Check each line of the entries below for the string "JSON"; copy every line where it appears.
____ Records
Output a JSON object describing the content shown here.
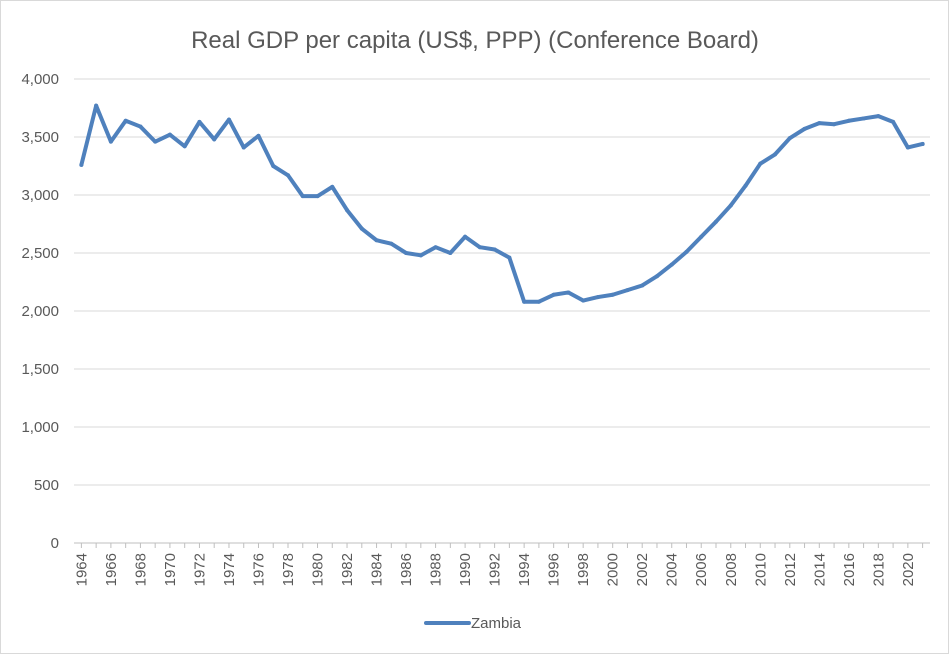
{
  "chart_data": {
    "type": "line",
    "title": "Real GDP per capita (US$, PPP) (Conference Board)",
    "xlabel": "",
    "ylabel": "",
    "ylim": [
      0,
      4000
    ],
    "yticks": [
      0,
      500,
      1000,
      1500,
      2000,
      2500,
      3000,
      3500,
      4000
    ],
    "ytick_labels": [
      "0",
      "500",
      "1,000",
      "1,500",
      "2,000",
      "2,500",
      "3,000",
      "3,500",
      "4,000"
    ],
    "x": [
      1964,
      1965,
      1966,
      1967,
      1968,
      1969,
      1970,
      1971,
      1972,
      1973,
      1974,
      1975,
      1976,
      1977,
      1978,
      1979,
      1980,
      1981,
      1982,
      1983,
      1984,
      1985,
      1986,
      1987,
      1988,
      1989,
      1990,
      1991,
      1992,
      1993,
      1994,
      1995,
      1996,
      1997,
      1998,
      1999,
      2000,
      2001,
      2002,
      2003,
      2004,
      2005,
      2006,
      2007,
      2008,
      2009,
      2010,
      2011,
      2012,
      2013,
      2014,
      2015,
      2016,
      2017,
      2018,
      2019,
      2020,
      2021
    ],
    "xtick_labels": [
      "1964",
      "1966",
      "1968",
      "1970",
      "1972",
      "1974",
      "1976",
      "1978",
      "1980",
      "1982",
      "1984",
      "1986",
      "1988",
      "1990",
      "1992",
      "1994",
      "1996",
      "1998",
      "2000",
      "2002",
      "2004",
      "2006",
      "2008",
      "2010",
      "2012",
      "2014",
      "2016",
      "2018",
      "2020"
    ],
    "series": [
      {
        "name": "Zambia",
        "color": "#4f81bd",
        "values": [
          3260,
          3770,
          3460,
          3640,
          3590,
          3460,
          3520,
          3420,
          3630,
          3480,
          3650,
          3410,
          3510,
          3250,
          3170,
          2990,
          2990,
          3070,
          2870,
          2710,
          2610,
          2580,
          2500,
          2480,
          2550,
          2500,
          2640,
          2550,
          2530,
          2460,
          2080,
          2080,
          2140,
          2160,
          2090,
          2120,
          2140,
          2180,
          2220,
          2300,
          2400,
          2510,
          2640,
          2770,
          2910,
          3080,
          3270,
          3350,
          3490,
          3570,
          3620,
          3610,
          3640,
          3660,
          3680,
          3630,
          3410,
          3440
        ]
      }
    ],
    "legend": {
      "position": "bottom",
      "label": "Zambia"
    },
    "grid": true
  }
}
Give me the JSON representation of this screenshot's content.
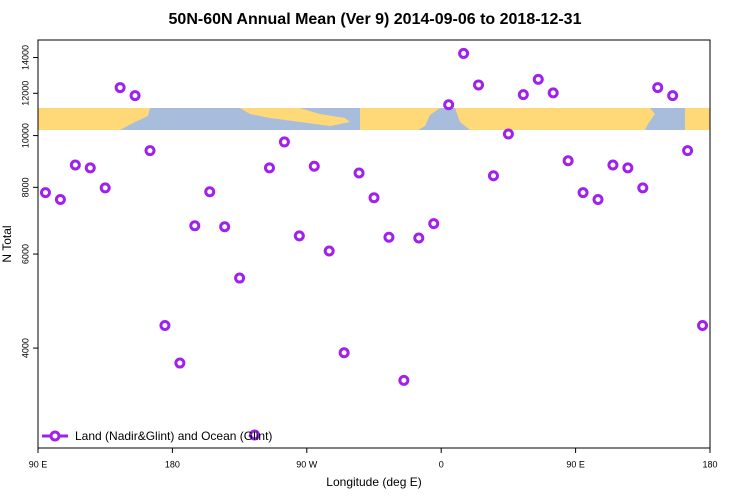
{
  "chart_data": {
    "type": "scatter",
    "title": "50N-60N Annual Mean (Ver 9)   2014-09-06 to 2018-12-31",
    "x_label": "Longitude (deg E)",
    "y_label": "N Total",
    "xlim": [
      90,
      540
    ],
    "xticks": [
      {
        "value": 90,
        "label": "90 E"
      },
      {
        "value": 180,
        "label": "180"
      },
      {
        "value": 270,
        "label": "90 W"
      },
      {
        "value": 360,
        "label": "0"
      },
      {
        "value": 450,
        "label": "90 E"
      },
      {
        "value": 540,
        "label": "180"
      }
    ],
    "ylim": [
      2600,
      15100
    ],
    "yticks": [
      4000,
      6000,
      8000,
      10000,
      12000,
      14000
    ],
    "ylog": true,
    "legend": "bottom-left",
    "series": [
      {
        "name": "Land (Nadir&Glint) and Ocean (Glint)",
        "color": "#a020f0",
        "x": [
          95,
          105,
          115,
          125,
          135,
          145,
          155,
          165,
          175,
          185,
          195,
          205,
          215,
          225,
          235,
          245,
          255,
          265,
          275,
          285,
          295,
          305,
          315,
          325,
          335,
          345,
          355,
          365,
          375,
          385,
          395,
          405,
          415,
          425,
          435,
          445,
          455,
          465,
          475,
          485,
          495,
          505,
          515,
          525,
          535
        ],
        "values": [
          7820,
          7590,
          8810,
          8700,
          7980,
          12300,
          11880,
          9370,
          4410,
          3750,
          6780,
          7850,
          6750,
          5410,
          2750,
          8700,
          9730,
          6490,
          8760,
          6080,
          3920,
          8510,
          7650,
          6450,
          3480,
          6430,
          6840,
          11420,
          14250,
          12440,
          8410,
          10070,
          11930,
          12740,
          12020,
          8970,
          7820,
          7590,
          8810,
          8700,
          7980,
          12300,
          11880,
          9370,
          4410
        ]
      }
    ]
  }
}
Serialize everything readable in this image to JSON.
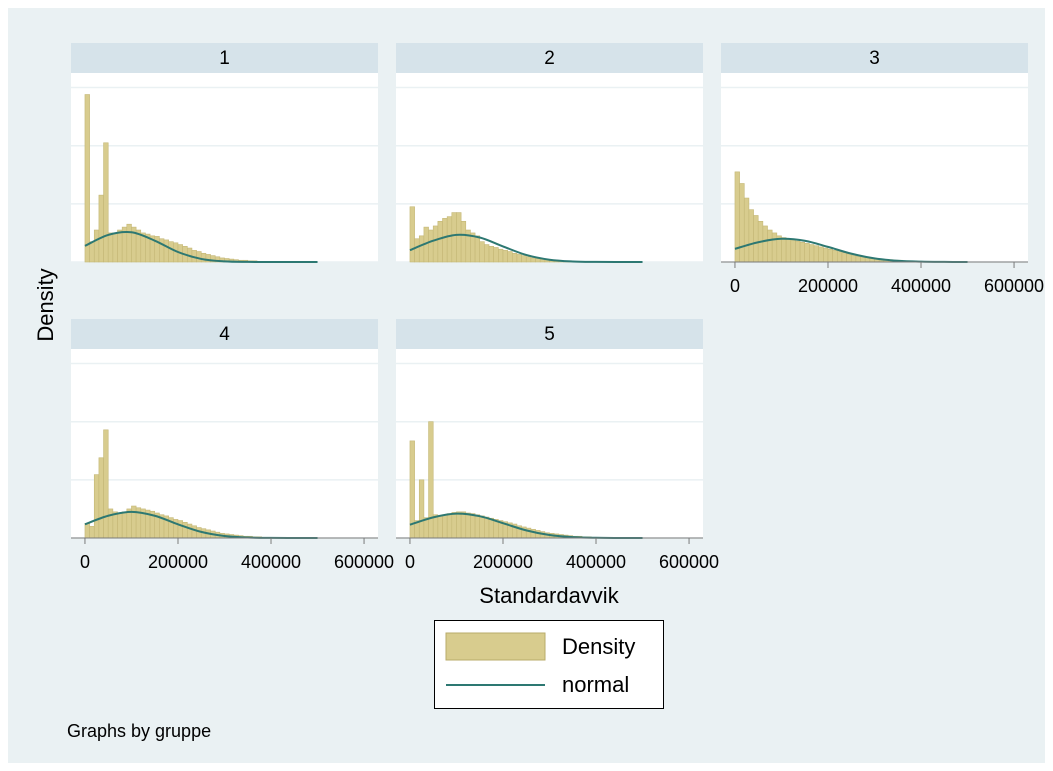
{
  "figure": {
    "x_label": "Standardavvik",
    "y_label": "Density",
    "note": "Graphs by gruppe",
    "legend": [
      {
        "name": "Density",
        "color": "#d8cc8e"
      },
      {
        "name": "normal",
        "color": "#2d7872"
      }
    ]
  },
  "chart_data": [
    {
      "type": "histogram",
      "title": "1",
      "xlim": [
        -30000,
        630000
      ],
      "ylim": [
        0,
        3.25e-05
      ],
      "yticks": [
        0,
        1e-05,
        2e-05,
        3e-05
      ],
      "grid": true,
      "bins": [
        0,
        10000,
        20000,
        30000,
        40000,
        50000,
        60000,
        70000,
        80000,
        90000,
        100000,
        110000,
        120000,
        130000,
        140000,
        150000,
        160000,
        170000,
        180000,
        190000,
        200000,
        210000,
        220000,
        230000,
        240000,
        250000,
        260000,
        270000,
        280000,
        290000,
        300000,
        310000,
        320000,
        330000,
        340000,
        350000,
        360000,
        370000,
        380000,
        390000,
        400000
      ],
      "values": [
        2.88e-05,
        3.5e-06,
        5.5e-06,
        1.15e-05,
        2.05e-05,
        5e-06,
        5e-06,
        5.5e-06,
        6e-06,
        6.5e-06,
        6e-06,
        5.5e-06,
        5e-06,
        4.8e-06,
        4.5e-06,
        4.4e-06,
        4e-06,
        3.8e-06,
        3.5e-06,
        3.3e-06,
        3e-06,
        2.7e-06,
        2.4e-06,
        2e-06,
        1.8e-06,
        1.5e-06,
        1.3e-06,
        1.1e-06,
        9e-07,
        7e-07,
        6e-07,
        5e-07,
        4e-07,
        3e-07,
        3e-07,
        2e-07,
        2e-07,
        1e-07,
        1e-07,
        1e-07
      ],
      "normal": {
        "x": [
          0,
          50000,
          100000,
          150000,
          200000,
          250000,
          300000,
          350000,
          400000,
          450000,
          500000
        ],
        "values": [
          2.77e-06,
          4.66e-06,
          5.11e-06,
          3.67e-06,
          1.72e-06,
          5.3e-07,
          1.06e-07,
          1.4e-08,
          1e-09,
          1e-10,
          0
        ]
      }
    },
    {
      "type": "histogram",
      "title": "2",
      "xlim": [
        -30000,
        630000
      ],
      "ylim": [
        0,
        3.25e-05
      ],
      "yticks": [
        0,
        1e-05,
        2e-05,
        3e-05
      ],
      "grid": true,
      "bins": [
        0,
        10000,
        20000,
        30000,
        40000,
        50000,
        60000,
        70000,
        80000,
        90000,
        100000,
        110000,
        120000,
        130000,
        140000,
        150000,
        160000,
        170000,
        180000,
        190000,
        200000,
        210000,
        220000,
        230000,
        240000,
        250000,
        260000,
        270000,
        280000,
        290000,
        300000,
        310000,
        320000,
        330000,
        340000,
        350000,
        360000,
        370000,
        380000,
        390000,
        400000
      ],
      "values": [
        9.5e-06,
        4e-06,
        4.5e-06,
        6e-06,
        5.5e-06,
        6.2e-06,
        7e-06,
        7.5e-06,
        7.8e-06,
        8.5e-06,
        8.5e-06,
        7e-06,
        5.5e-06,
        5e-06,
        4.5e-06,
        3.5e-06,
        3e-06,
        2.7e-06,
        2.5e-06,
        2.2e-06,
        2e-06,
        1.8e-06,
        1.5e-06,
        1.3e-06,
        1.1e-06,
        9e-07,
        7e-07,
        6e-07,
        5e-07,
        4e-07,
        3e-07,
        3e-07,
        2e-07,
        2e-07,
        1e-07,
        1e-07,
        1e-07,
        1e-07,
        0,
        0
      ],
      "normal": {
        "x": [
          0,
          50000,
          100000,
          150000,
          200000,
          250000,
          300000,
          350000,
          400000,
          450000,
          500000
        ],
        "values": [
          2.03e-06,
          3.66e-06,
          4.67e-06,
          4.21e-06,
          2.68e-06,
          1.21e-06,
          3.9e-07,
          8.8e-08,
          1.4e-08,
          1.6e-09,
          1e-10
        ]
      }
    },
    {
      "type": "histogram",
      "title": "3",
      "xlim": [
        -30000,
        630000
      ],
      "ylim": [
        0,
        3.25e-05
      ],
      "yticks": [
        0,
        1e-05,
        2e-05,
        3e-05
      ],
      "grid": true,
      "xticks": [
        0,
        200000,
        400000,
        600000
      ],
      "bins": [
        0,
        10000,
        20000,
        30000,
        40000,
        50000,
        60000,
        70000,
        80000,
        90000,
        100000,
        110000,
        120000,
        130000,
        140000,
        150000,
        160000,
        170000,
        180000,
        190000,
        200000,
        210000,
        220000,
        230000,
        240000,
        250000,
        260000,
        270000,
        280000,
        290000,
        300000,
        310000,
        320000,
        330000,
        340000,
        350000,
        360000,
        370000,
        380000,
        390000,
        400000
      ],
      "values": [
        1.55e-05,
        1.35e-05,
        1.1e-05,
        9e-06,
        8e-06,
        7e-06,
        6.2e-06,
        5.5e-06,
        5e-06,
        4.5e-06,
        4.2e-06,
        4e-06,
        3.8e-06,
        3.6e-06,
        3.4e-06,
        3.2e-06,
        3e-06,
        2.8e-06,
        2.6e-06,
        2.4e-06,
        2.2e-06,
        2e-06,
        1.8e-06,
        1.6e-06,
        1.4e-06,
        1.2e-06,
        1e-06,
        9e-07,
        8e-07,
        7e-07,
        6e-07,
        5e-07,
        4e-07,
        4e-07,
        3e-07,
        3e-07,
        2e-07,
        2e-07,
        2e-07,
        1e-07
      ],
      "normal": {
        "x": [
          0,
          50000,
          100000,
          150000,
          200000,
          250000,
          300000,
          350000,
          400000,
          450000,
          500000
        ],
        "values": [
          2.26e-06,
          3.4e-06,
          3.99e-06,
          3.65e-06,
          2.6e-06,
          1.44e-06,
          6.2e-07,
          2.1e-07,
          5.5e-08,
          1.1e-08,
          2e-09
        ]
      }
    },
    {
      "type": "histogram",
      "title": "4",
      "xlim": [
        -30000,
        630000
      ],
      "ylim": [
        0,
        3.25e-05
      ],
      "yticks": [
        0,
        1e-05,
        2e-05,
        3e-05
      ],
      "grid": true,
      "xticks": [
        0,
        200000,
        400000,
        600000
      ],
      "bins": [
        0,
        10000,
        20000,
        30000,
        40000,
        50000,
        60000,
        70000,
        80000,
        90000,
        100000,
        110000,
        120000,
        130000,
        140000,
        150000,
        160000,
        170000,
        180000,
        190000,
        200000,
        210000,
        220000,
        230000,
        240000,
        250000,
        260000,
        270000,
        280000,
        290000,
        300000,
        310000,
        320000,
        330000,
        340000,
        350000,
        360000,
        370000,
        380000,
        390000,
        400000
      ],
      "values": [
        2.5e-06,
        2e-06,
        1.09e-05,
        1.38e-05,
        1.86e-05,
        5e-06,
        4.5e-06,
        4.2e-06,
        4.5e-06,
        5e-06,
        5.5e-06,
        5.2e-06,
        5e-06,
        4.8e-06,
        4.6e-06,
        4.3e-06,
        4e-06,
        3.8e-06,
        3.5e-06,
        3.2e-06,
        3e-06,
        2.7e-06,
        2.4e-06,
        2.1e-06,
        1.8e-06,
        1.6e-06,
        1.4e-06,
        1.2e-06,
        1e-06,
        8e-07,
        7e-07,
        6e-07,
        5e-07,
        4e-07,
        3e-07,
        3e-07,
        2e-07,
        2e-07,
        1e-07,
        1e-07
      ],
      "normal": {
        "x": [
          0,
          50000,
          100000,
          150000,
          200000,
          250000,
          300000,
          350000,
          400000,
          450000,
          500000
        ],
        "values": [
          2.36e-06,
          3.83e-06,
          4.5e-06,
          3.83e-06,
          2.36e-06,
          1.05e-06,
          3.4e-07,
          8e-08,
          1.3e-08,
          1.7e-09,
          1e-10
        ]
      }
    },
    {
      "type": "histogram",
      "title": "5",
      "xlim": [
        -30000,
        630000
      ],
      "ylim": [
        0,
        3.25e-05
      ],
      "yticks": [
        0,
        1e-05,
        2e-05,
        3e-05
      ],
      "grid": true,
      "xticks": [
        0,
        200000,
        400000,
        600000
      ],
      "bins": [
        0,
        10000,
        20000,
        30000,
        40000,
        50000,
        60000,
        70000,
        80000,
        90000,
        100000,
        110000,
        120000,
        130000,
        140000,
        150000,
        160000,
        170000,
        180000,
        190000,
        200000,
        210000,
        220000,
        230000,
        240000,
        250000,
        260000,
        270000,
        280000,
        290000,
        300000,
        310000,
        320000,
        330000,
        340000,
        350000,
        360000,
        370000,
        380000,
        390000,
        400000
      ],
      "values": [
        1.67e-05,
        3e-06,
        1e-05,
        3.5e-06,
        2e-05,
        4e-06,
        3.8e-06,
        4e-06,
        4.2e-06,
        4.4e-06,
        4.5e-06,
        4.5e-06,
        4.3e-06,
        4.2e-06,
        4e-06,
        3.8e-06,
        3.6e-06,
        3.4e-06,
        3.2e-06,
        3e-06,
        2.8e-06,
        2.6e-06,
        2.4e-06,
        2.1e-06,
        1.9e-06,
        1.7e-06,
        1.5e-06,
        1.3e-06,
        1.1e-06,
        9e-07,
        8e-07,
        7e-07,
        6e-07,
        5e-07,
        4e-07,
        3e-07,
        3e-07,
        2e-07,
        2e-07,
        1e-07
      ],
      "normal": {
        "x": [
          0,
          50000,
          100000,
          150000,
          200000,
          250000,
          300000,
          350000,
          400000,
          450000,
          500000
        ],
        "values": [
          2.28e-06,
          3.55e-06,
          4.19e-06,
          3.75e-06,
          2.55e-06,
          1.31e-06,
          5.1e-07,
          1.5e-07,
          3.4e-08,
          6e-09,
          8e-10
        ]
      }
    }
  ]
}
________
■ **Full response**
Output a JSON object describing the content shown here.
Give me the JSON representation of this screenshot's content.
Serialize everything readable in this image to JSON.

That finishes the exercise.